**WHAT IS NEEDED**
In the copy of the lines below, leave out pictures and print everything else exactly.

[Start of section]

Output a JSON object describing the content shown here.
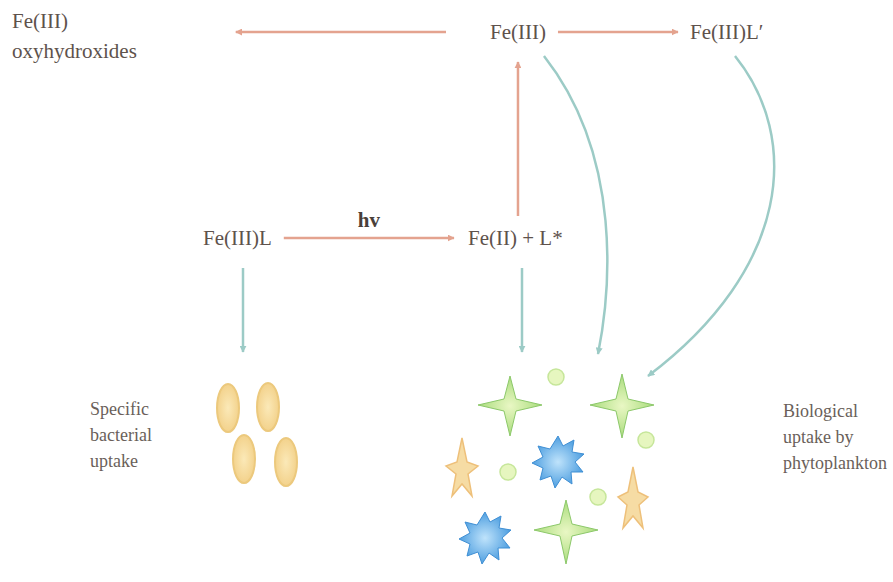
{
  "diagram": {
    "nodes": [
      {
        "text": [
          "Fe(III) oxyhydroxides"
        ]
      },
      {
        "text": [
          "Fe(III)"
        ]
      },
      {
        "text": [
          "Fe(III)L′"
        ]
      },
      {
        "text": [
          "Fe(III)L"
        ]
      },
      {
        "text": [
          "Fe(II) + L*"
        ]
      },
      {
        "text": [
          "Specific bacterial uptake"
        ]
      },
      {
        "text": [
          "Biological uptake by phytoplankton"
        ]
      }
    ],
    "edges": [
      {
        "from": 1,
        "to": 0,
        "arrow": "to"
      },
      {
        "from": 1,
        "to": 2,
        "arrow": "to"
      },
      {
        "from": 3,
        "to": 4,
        "label": "hv",
        "arrow": "to"
      },
      {
        "from": 4,
        "to": 1,
        "arrow": "to"
      },
      {
        "from": 3,
        "to": 5,
        "arrow": "to"
      },
      {
        "from": 4,
        "to": 6,
        "arrow": "to"
      },
      {
        "from": 1,
        "to": 6,
        "arrow": "to"
      },
      {
        "from": 2,
        "to": 6,
        "arrow": "to"
      }
    ]
  }
}
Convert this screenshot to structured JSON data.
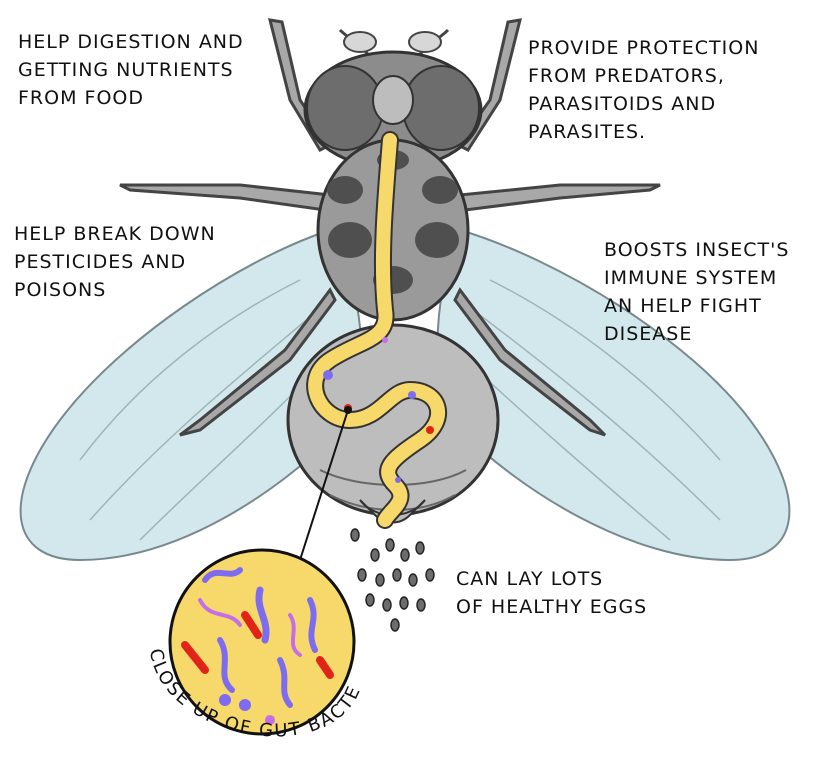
{
  "labels": {
    "digestion": [
      "HELP DIGESTION AND",
      "GETTING NUTRIENTS",
      "FROM FOOD"
    ],
    "protection": [
      "PROVIDE PROTECTION",
      "FROM PREDATORS,",
      "PARASITOIDS AND",
      "PARASITES."
    ],
    "pesticides": [
      "HELP BREAK DOWN",
      "PESTICIDES AND",
      "POISONS"
    ],
    "immune": [
      "BOOSTS INSECT'S",
      "IMMUNE SYSTEM",
      "AN HELP FIGHT",
      "DISEASE"
    ],
    "eggs": [
      "CAN LAY LOTS",
      "OF HEALTHY EGGS"
    ],
    "closeup": "CLOSE UP OF GUT BACTERIA"
  },
  "colors": {
    "wing": "#cfe6ec",
    "body_dark": "#6d6d6d",
    "body_mid": "#9a9a9a",
    "body_light": "#bdbdbd",
    "gut": "#f7d86a",
    "bacteria_blue": "#7d6cf0",
    "bacteria_red": "#e2231a",
    "bacteria_purple": "#c46ee8"
  }
}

[End of section]

**TASK RESULT**
Output a JSON object describing the content shown here.
{
  "diagram": {
    "nodes": [
      {
        "text": [
          "Fe(III) oxyhydroxides"
        ]
      },
      {
        "text": [
          "Fe(III)"
        ]
      },
      {
        "text": [
          "Fe(III)L′"
        ]
      },
      {
        "text": [
          "Fe(III)L"
        ]
      },
      {
        "text": [
          "Fe(II) + L*"
        ]
      },
      {
        "text": [
          "Specific bacterial uptake"
        ]
      },
      {
        "text": [
          "Biological uptake by phytoplankton"
        ]
      }
    ],
    "edges": [
      {
        "from": 1,
        "to": 0,
        "arrow": "to"
      },
      {
        "from": 1,
        "to": 2,
        "arrow": "to"
      },
      {
        "from": 3,
        "to": 4,
        "label": "hv",
        "arrow": "to"
      },
      {
        "from": 4,
        "to": 1,
        "arrow": "to"
      },
      {
        "from": 3,
        "to": 5,
        "arrow": "to"
      },
      {
        "from": 4,
        "to": 6,
        "arrow": "to"
      },
      {
        "from": 1,
        "to": 6,
        "arrow": "to"
      },
      {
        "from": 2,
        "to": 6,
        "arrow": "to"
      }
    ]
  }
}
Convert this screenshot to structured JSON data.
{
  "labels": {
    "digestion": [
      "HELP DIGESTION AND",
      "GETTING NUTRIENTS",
      "FROM FOOD"
    ],
    "protection": [
      "PROVIDE PROTECTION",
      "FROM PREDATORS,",
      "PARASITOIDS AND",
      "PARASITES."
    ],
    "pesticides": [
      "HELP BREAK DOWN",
      "PESTICIDES AND",
      "POISONS"
    ],
    "immune": [
      "BOOSTS INSECT'S",
      "IMMUNE SYSTEM",
      "AN HELP FIGHT",
      "DISEASE"
    ],
    "eggs": [
      "CAN LAY LOTS",
      "OF HEALTHY EGGS"
    ],
    "closeup": "CLOSE UP OF GUT BACTERIA"
  },
  "colors": {
    "wing": "#cfe6ec",
    "body_dark": "#6d6d6d",
    "body_mid": "#9a9a9a",
    "body_light": "#bdbdbd",
    "gut": "#f7d86a",
    "bacteria_blue": "#7d6cf0",
    "bacteria_red": "#e2231a",
    "bacteria_purple": "#c46ee8"
  }
}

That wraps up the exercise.